- Stated goal -
The data below should be restated word for word, with every picture omitted.

- Extracted data -

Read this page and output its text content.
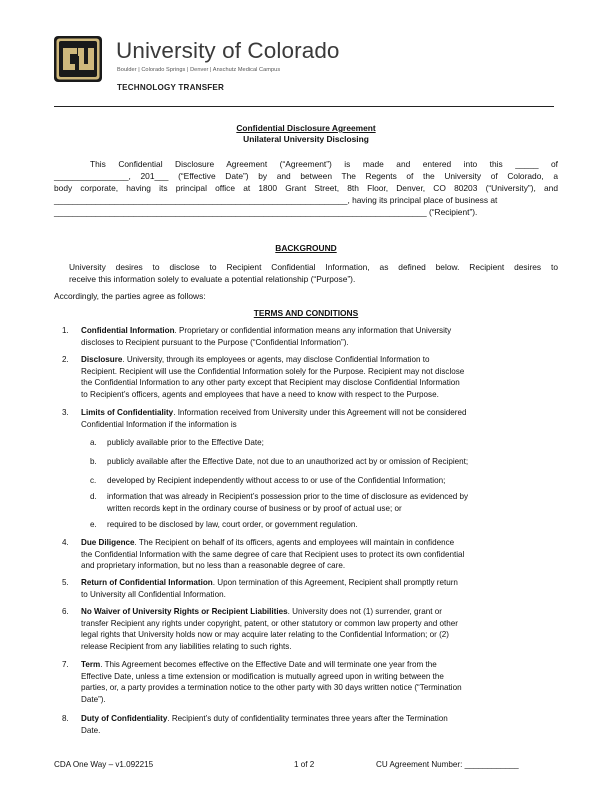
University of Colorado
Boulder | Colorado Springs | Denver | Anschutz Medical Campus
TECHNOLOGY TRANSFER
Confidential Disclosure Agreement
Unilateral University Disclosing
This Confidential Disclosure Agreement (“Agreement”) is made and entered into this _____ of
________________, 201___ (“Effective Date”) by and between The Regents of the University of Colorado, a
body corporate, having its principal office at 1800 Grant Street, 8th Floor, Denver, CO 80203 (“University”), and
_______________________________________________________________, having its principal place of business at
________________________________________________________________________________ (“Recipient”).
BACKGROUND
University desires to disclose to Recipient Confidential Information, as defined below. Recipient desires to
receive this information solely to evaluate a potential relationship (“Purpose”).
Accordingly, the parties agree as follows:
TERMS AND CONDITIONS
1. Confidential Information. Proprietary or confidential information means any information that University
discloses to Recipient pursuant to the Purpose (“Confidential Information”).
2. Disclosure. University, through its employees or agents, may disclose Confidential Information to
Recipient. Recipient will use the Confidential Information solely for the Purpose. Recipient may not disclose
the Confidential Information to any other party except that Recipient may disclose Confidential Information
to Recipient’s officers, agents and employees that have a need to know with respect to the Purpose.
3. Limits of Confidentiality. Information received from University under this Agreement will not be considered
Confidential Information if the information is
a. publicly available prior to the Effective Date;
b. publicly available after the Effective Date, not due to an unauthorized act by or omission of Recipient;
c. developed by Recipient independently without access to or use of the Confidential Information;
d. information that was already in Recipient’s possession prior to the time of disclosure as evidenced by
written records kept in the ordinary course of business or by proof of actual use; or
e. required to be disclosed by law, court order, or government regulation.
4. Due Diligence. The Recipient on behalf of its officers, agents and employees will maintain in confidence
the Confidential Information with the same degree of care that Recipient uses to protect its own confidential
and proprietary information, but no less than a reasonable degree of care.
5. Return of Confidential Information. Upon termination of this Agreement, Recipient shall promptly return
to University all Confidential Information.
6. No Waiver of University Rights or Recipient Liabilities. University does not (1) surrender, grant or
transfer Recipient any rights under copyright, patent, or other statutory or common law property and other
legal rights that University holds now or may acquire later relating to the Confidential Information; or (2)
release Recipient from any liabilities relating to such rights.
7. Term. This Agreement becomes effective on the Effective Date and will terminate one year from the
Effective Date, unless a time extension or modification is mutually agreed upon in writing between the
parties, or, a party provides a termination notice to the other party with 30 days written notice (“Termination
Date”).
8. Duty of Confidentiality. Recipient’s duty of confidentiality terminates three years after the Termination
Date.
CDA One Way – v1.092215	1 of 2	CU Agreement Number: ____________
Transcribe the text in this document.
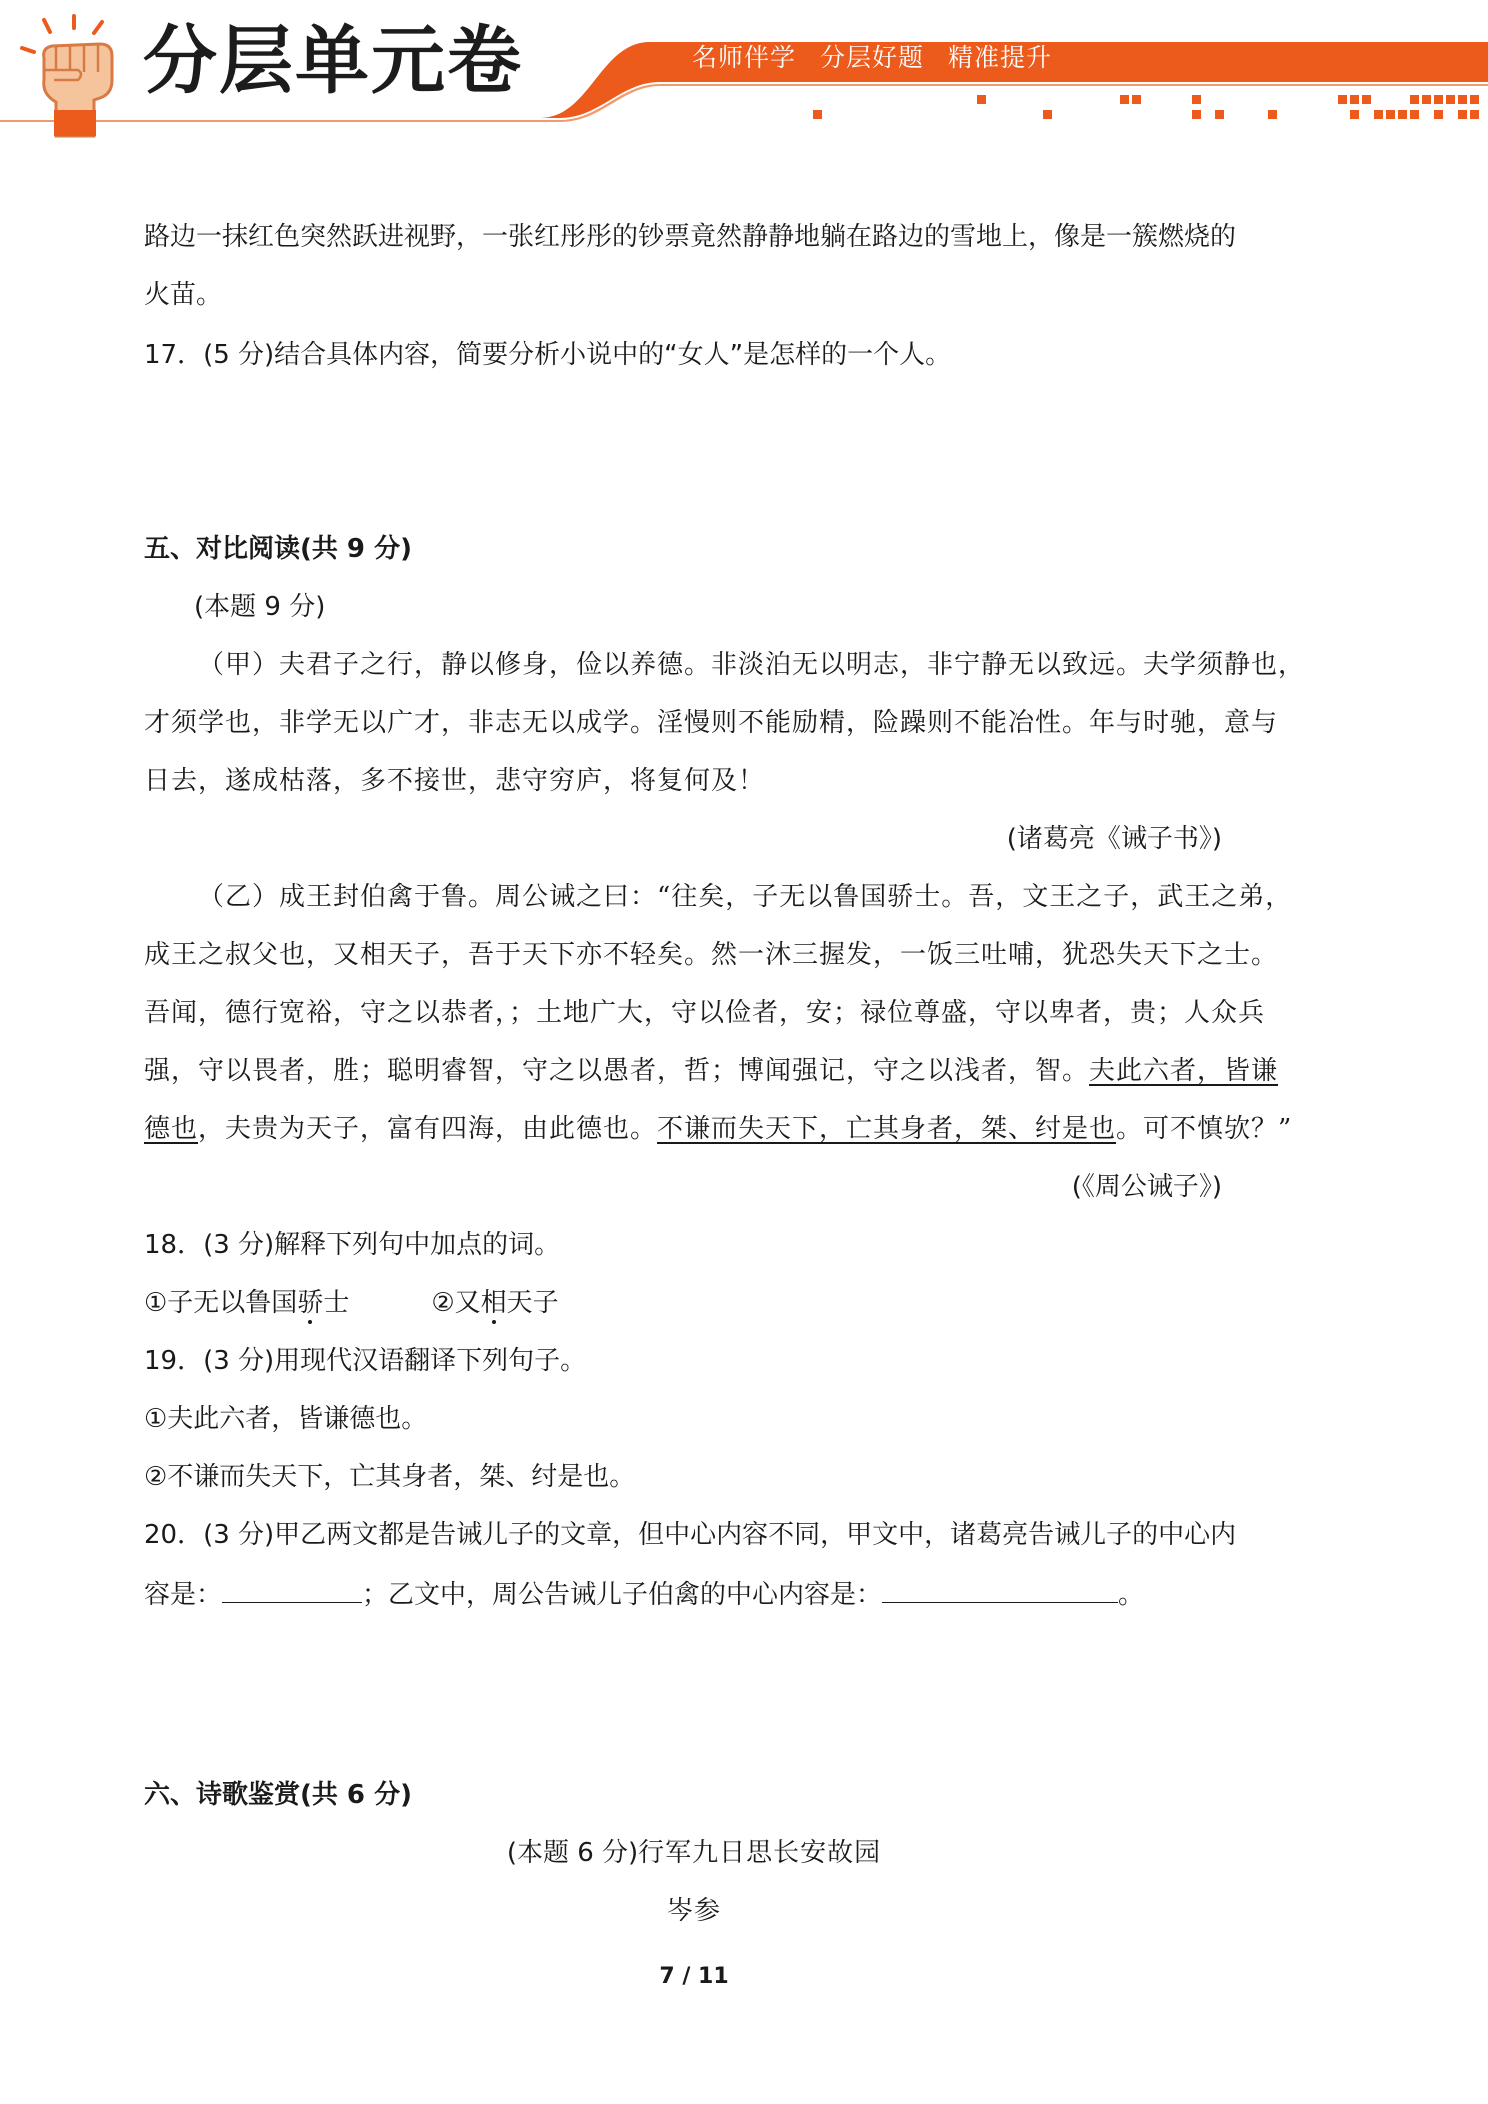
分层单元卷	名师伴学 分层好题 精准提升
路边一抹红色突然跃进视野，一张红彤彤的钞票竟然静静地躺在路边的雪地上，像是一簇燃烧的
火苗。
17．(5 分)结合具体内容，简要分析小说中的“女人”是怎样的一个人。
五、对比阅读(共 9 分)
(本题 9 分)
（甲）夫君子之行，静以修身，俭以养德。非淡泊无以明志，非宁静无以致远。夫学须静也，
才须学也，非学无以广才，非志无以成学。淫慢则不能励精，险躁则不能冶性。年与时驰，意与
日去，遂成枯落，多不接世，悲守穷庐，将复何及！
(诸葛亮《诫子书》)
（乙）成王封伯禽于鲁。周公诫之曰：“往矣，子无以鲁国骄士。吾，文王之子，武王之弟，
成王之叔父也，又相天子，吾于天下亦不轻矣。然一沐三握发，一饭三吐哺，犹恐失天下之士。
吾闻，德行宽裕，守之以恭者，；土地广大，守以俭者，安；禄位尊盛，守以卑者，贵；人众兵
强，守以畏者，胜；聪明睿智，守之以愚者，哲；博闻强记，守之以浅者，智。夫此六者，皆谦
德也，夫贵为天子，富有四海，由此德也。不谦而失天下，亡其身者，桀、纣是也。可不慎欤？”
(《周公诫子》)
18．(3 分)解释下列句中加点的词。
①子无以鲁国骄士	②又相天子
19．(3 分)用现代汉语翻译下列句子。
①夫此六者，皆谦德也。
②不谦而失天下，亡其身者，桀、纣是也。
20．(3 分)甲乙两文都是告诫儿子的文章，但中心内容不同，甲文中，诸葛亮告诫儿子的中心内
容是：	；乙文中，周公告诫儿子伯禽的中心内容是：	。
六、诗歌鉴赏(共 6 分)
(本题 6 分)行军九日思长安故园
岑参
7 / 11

- Worked solution -
Read this page and output its text content.
University of Colorado
Boulder | Colorado Springs | Denver | Anschutz Medical Campus
TECHNOLOGY TRANSFER
Confidential Disclosure Agreement
Unilateral University Disclosing
This Confidential Disclosure Agreement (“Agreement”) is made and entered into this _____ of
________________, 201___ (“Effective Date”) by and between The Regents of the University of Colorado, a
body corporate, having its principal office at 1800 Grant Street, 8th Floor, Denver, CO 80203 (“University”), and
_______________________________________________________________, having its principal place of business at
________________________________________________________________________________ (“Recipient”).
BACKGROUND
University desires to disclose to Recipient Confidential Information, as defined below. Recipient desires to
receive this information solely to evaluate a potential relationship (“Purpose”).
Accordingly, the parties agree as follows:
TERMS AND CONDITIONS
1. Confidential Information. Proprietary or confidential information means any information that University
discloses to Recipient pursuant to the Purpose (“Confidential Information”).
2. Disclosure. University, through its employees or agents, may disclose Confidential Information to
Recipient. Recipient will use the Confidential Information solely for the Purpose. Recipient may not disclose
the Confidential Information to any other party except that Recipient may disclose Confidential Information
to Recipient’s officers, agents and employees that have a need to know with respect to the Purpose.
3. Limits of Confidentiality. Information received from University under this Agreement will not be considered
Confidential Information if the information is
a. publicly available prior to the Effective Date;
b. publicly available after the Effective Date, not due to an unauthorized act by or omission of Recipient;
c. developed by Recipient independently without access to or use of the Confidential Information;
d. information that was already in Recipient’s possession prior to the time of disclosure as evidenced by
written records kept in the ordinary course of business or by proof of actual use; or
e. required to be disclosed by law, court order, or government regulation.
4. Due Diligence. The Recipient on behalf of its officers, agents and employees will maintain in confidence
the Confidential Information with the same degree of care that Recipient uses to protect its own confidential
and proprietary information, but no less than a reasonable degree of care.
5. Return of Confidential Information. Upon termination of this Agreement, Recipient shall promptly return
to University all Confidential Information.
6. No Waiver of University Rights or Recipient Liabilities. University does not (1) surrender, grant or
transfer Recipient any rights under copyright, patent, or other statutory or common law property and other
legal rights that University holds now or may acquire later relating to the Confidential Information; or (2)
release Recipient from any liabilities relating to such rights.
7. Term. This Agreement becomes effective on the Effective Date and will terminate one year from the
Effective Date, unless a time extension or modification is mutually agreed upon in writing between the
parties, or, a party provides a termination notice to the other party with 30 days written notice (“Termination
Date”).
8. Duty of Confidentiality. Recipient’s duty of confidentiality terminates three years after the Termination
Date.
CDA One Way – v1.092215	1 of 2	CU Agreement Number: ____________
Transcribe the text in this document.
分层单元卷	名师伴学 分层好题 精准提升
路边一抹红色突然跃进视野，一张红彤彤的钞票竟然静静地躺在路边的雪地上，像是一簇燃烧的
火苗。
17．(5 分)结合具体内容，简要分析小说中的“女人”是怎样的一个人。
五、对比阅读(共 9 分)
(本题 9 分)
（甲）夫君子之行，静以修身，俭以养德。非淡泊无以明志，非宁静无以致远。夫学须静也，
才须学也，非学无以广才，非志无以成学。淫慢则不能励精，险躁则不能冶性。年与时驰，意与
日去，遂成枯落，多不接世，悲守穷庐，将复何及！
(诸葛亮《诫子书》)
（乙）成王封伯禽于鲁。周公诫之曰：“往矣，子无以鲁国骄士。吾，文王之子，武王之弟，
成王之叔父也，又相天子，吾于天下亦不轻矣。然一沐三握发，一饭三吐哺，犹恐失天下之士。
吾闻，德行宽裕，守之以恭者，；土地广大，守以俭者，安；禄位尊盛，守以卑者，贵；人众兵
强，守以畏者，胜；聪明睿智，守之以愚者，哲；博闻强记，守之以浅者，智。夫此六者，皆谦
德也，夫贵为天子，富有四海，由此德也。不谦而失天下，亡其身者，桀、纣是也。可不慎欤？”
(《周公诫子》)
18．(3 分)解释下列句中加点的词。
①子无以鲁国骄士	②又相天子
19．(3 分)用现代汉语翻译下列句子。
①夫此六者，皆谦德也。
②不谦而失天下，亡其身者，桀、纣是也。
20．(3 分)甲乙两文都是告诫儿子的文章，但中心内容不同，甲文中，诸葛亮告诫儿子的中心内
容是：	；乙文中，周公告诫儿子伯禽的中心内容是：	。
六、诗歌鉴赏(共 6 分)
(本题 6 分)行军九日思长安故园
岑参
7 / 11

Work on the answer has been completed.